# [Problem details]
Transcribe, word for word and with nothing extra, the line containing "Extract all readable text from this page." and each line that comes after it in the entries.

Input for this task Block Start

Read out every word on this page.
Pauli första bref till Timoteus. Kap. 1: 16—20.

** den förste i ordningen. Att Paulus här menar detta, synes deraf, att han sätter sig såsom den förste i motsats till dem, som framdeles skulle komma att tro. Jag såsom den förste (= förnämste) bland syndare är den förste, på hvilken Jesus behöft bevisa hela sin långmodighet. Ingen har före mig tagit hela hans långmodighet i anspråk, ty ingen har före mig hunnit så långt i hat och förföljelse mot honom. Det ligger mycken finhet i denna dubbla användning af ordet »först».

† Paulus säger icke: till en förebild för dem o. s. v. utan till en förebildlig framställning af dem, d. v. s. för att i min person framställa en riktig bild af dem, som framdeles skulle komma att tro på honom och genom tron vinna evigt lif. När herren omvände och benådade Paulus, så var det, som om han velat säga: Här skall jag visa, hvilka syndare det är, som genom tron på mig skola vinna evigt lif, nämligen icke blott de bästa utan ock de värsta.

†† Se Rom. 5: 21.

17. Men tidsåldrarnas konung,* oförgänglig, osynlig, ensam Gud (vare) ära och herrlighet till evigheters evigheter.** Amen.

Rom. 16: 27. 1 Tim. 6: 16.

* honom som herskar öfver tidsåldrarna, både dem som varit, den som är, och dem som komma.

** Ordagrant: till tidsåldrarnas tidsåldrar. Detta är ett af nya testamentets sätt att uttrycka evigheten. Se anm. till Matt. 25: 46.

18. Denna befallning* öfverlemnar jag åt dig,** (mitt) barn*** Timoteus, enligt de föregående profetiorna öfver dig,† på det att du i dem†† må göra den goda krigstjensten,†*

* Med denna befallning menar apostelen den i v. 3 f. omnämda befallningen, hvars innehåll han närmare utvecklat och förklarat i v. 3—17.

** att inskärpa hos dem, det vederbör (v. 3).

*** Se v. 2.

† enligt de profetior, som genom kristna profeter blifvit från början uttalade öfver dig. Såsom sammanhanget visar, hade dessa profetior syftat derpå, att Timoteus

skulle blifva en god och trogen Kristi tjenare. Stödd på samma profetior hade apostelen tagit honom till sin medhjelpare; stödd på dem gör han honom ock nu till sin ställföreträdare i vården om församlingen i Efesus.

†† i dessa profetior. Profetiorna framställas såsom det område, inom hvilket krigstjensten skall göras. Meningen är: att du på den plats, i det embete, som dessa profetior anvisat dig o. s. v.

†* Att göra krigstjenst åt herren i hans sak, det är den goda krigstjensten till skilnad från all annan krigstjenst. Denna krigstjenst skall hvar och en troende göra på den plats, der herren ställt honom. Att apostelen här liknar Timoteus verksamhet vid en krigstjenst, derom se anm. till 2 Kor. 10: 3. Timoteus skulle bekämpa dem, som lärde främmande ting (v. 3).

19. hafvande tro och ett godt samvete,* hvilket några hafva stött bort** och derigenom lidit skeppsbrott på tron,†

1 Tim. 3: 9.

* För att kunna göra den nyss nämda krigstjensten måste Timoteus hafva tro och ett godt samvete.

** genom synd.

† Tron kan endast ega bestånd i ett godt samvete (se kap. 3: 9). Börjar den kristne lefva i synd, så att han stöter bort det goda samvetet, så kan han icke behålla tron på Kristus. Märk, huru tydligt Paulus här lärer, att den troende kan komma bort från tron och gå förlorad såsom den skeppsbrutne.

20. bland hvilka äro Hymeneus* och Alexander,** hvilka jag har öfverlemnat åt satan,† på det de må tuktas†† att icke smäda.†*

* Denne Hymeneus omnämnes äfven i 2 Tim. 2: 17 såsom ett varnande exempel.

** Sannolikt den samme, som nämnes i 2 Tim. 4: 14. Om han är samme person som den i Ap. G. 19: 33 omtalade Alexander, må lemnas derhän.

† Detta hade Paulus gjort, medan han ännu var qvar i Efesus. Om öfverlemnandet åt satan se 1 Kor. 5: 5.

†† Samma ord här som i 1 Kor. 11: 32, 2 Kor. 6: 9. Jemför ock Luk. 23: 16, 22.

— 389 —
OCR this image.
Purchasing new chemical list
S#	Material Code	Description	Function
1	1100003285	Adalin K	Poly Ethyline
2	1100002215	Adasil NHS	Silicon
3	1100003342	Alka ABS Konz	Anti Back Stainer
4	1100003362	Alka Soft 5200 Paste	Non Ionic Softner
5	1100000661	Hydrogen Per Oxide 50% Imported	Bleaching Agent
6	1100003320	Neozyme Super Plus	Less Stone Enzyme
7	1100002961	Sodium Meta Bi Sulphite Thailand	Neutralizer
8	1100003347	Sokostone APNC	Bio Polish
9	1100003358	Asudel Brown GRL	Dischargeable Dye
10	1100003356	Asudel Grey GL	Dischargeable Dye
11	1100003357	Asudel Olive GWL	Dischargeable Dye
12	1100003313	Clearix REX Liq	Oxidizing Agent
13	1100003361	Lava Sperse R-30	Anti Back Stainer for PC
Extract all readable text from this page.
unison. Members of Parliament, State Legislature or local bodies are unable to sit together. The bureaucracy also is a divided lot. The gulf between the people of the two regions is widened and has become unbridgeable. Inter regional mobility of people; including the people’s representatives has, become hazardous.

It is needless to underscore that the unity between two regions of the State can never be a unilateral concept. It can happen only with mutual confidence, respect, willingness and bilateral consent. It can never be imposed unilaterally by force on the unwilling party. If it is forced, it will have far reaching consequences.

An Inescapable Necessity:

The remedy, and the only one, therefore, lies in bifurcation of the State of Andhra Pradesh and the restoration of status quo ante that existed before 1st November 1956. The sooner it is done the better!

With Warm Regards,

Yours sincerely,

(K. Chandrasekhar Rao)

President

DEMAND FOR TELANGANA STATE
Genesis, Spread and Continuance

Input for this task Block End

# [Response]
Extract all readable text from this page.
unison. Members of Parliament, State Legislature or local bodies are unable to sit together. The bureaucracy also is a divided lot. The gulf between the people of the two regions is widened and has become unbridgeable. Inter regional mobility of people; including the people’s representatives has, become hazardous.

It is needless to underscore that the unity between two regions of the State can never be a unilateral concept. It can happen only with mutual confidence, respect, willingness and bilateral consent. It can never be imposed unilaterally by force on the unwilling party. If it is forced, it will have far reaching consequences.

An Inescapable Necessity:

The remedy, and the only one, therefore, lies in bifurcation of the State of Andhra Pradesh and the restoration of status quo ante that existed before 1st November 1956. The sooner it is done the better!

With Warm Regards,

Yours sincerely,

(K. Chandrasekhar Rao)

President

DEMAND FOR TELANGANA STATE
Genesis, Spread and Continuance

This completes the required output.